本文 ::
╔══
こども家庭庁の「こども家庭審議会:幼児期までのこどもの育ち部会」(部会長:秋田喜代美・学習院大学文学部教授/東京大学名誉教授)が2月18日に開催され、「こどもまんなか実行計画2025」の策定に向けた意見交換が行われた。
「こどもまんなか実行計画」とは、「こども大綱」で示された基本方針に沿って進めるべき具体的施策を、年度単位でとりまとめた“アクションプラン”のこと。例年6月頃に内閣総理大臣を長とする「こども政策推進会議」が策定することとなっており、それに先立って意見出しする機能を、こども家庭審議会の各部会が担っている。
生涯のウェルビーイングに影響を及ぼす
「母親の妊娠期〜小学校1年生」の100か月
この日、幼児期までのこどもの育ち部会では、事務局が「保育所・認定こども園における保育に関する最近の動向」や「『はじめの100か月の育ちビジョン』の関連施策の進捗状況」について説明を行い、これを受けて各委員が、「こどもまんなか実行計画2025」に盛り込むべき事項について発言した。
╚══
演習課題 ::
1. 本文に名称が出てくる組織や会議体を、大学を除いてすべて挙げなさい。
2. 本文の「こども家庭庁の「こども家庭審」から「審議会の各部会が担っている。」までを、両端の語句も含めてそのまま書き写しなさい。

収集資料 ::
╔══
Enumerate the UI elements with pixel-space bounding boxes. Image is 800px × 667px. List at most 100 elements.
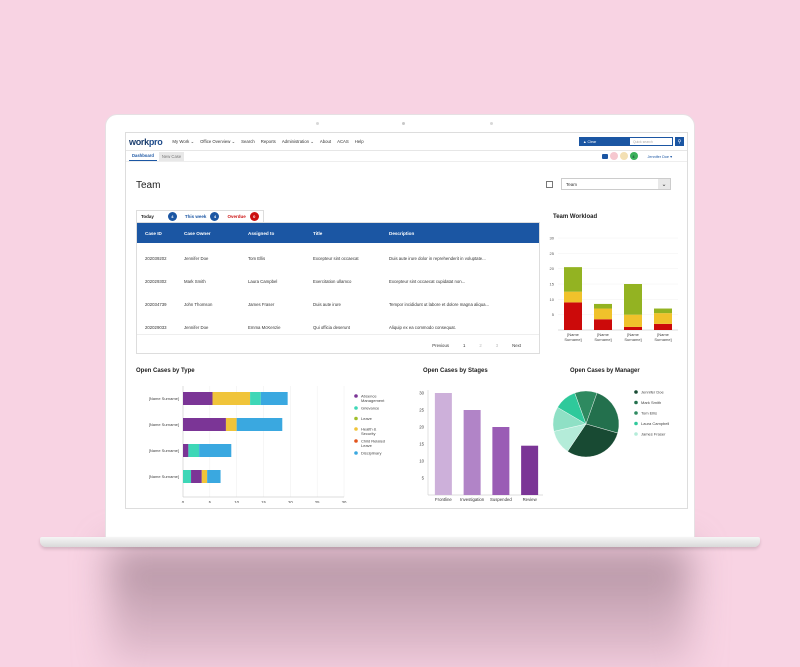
╚══
演習解答 ::
1. こども家庭庁、こども家庭審議会、幼児期までのこどもの育ち部会、こども政策推進会議

2.
こども家庭庁の「こども家庭審議会:幼児期までのこどもの育ち部会」(部会長:秋田喜代美・学習院大学文学部教授/東京大学名誉教授)が2月18日に開催され、「こどもまんなか実行計画2025」の策定に向けた意見交換が行われた。
「こどもまんなか実行計画」とは、「こども大綱」で示された基本方針に沿って進めるべき具体的施策を、年度単位でとりまとめた“アクションプラン”のこと。例年6月頃に内閣総理大臣を長とする「こども政策推進会議」が策定することとなっており、それに先立って意見出しする機能を、こども家庭審議会の各部会が担っている。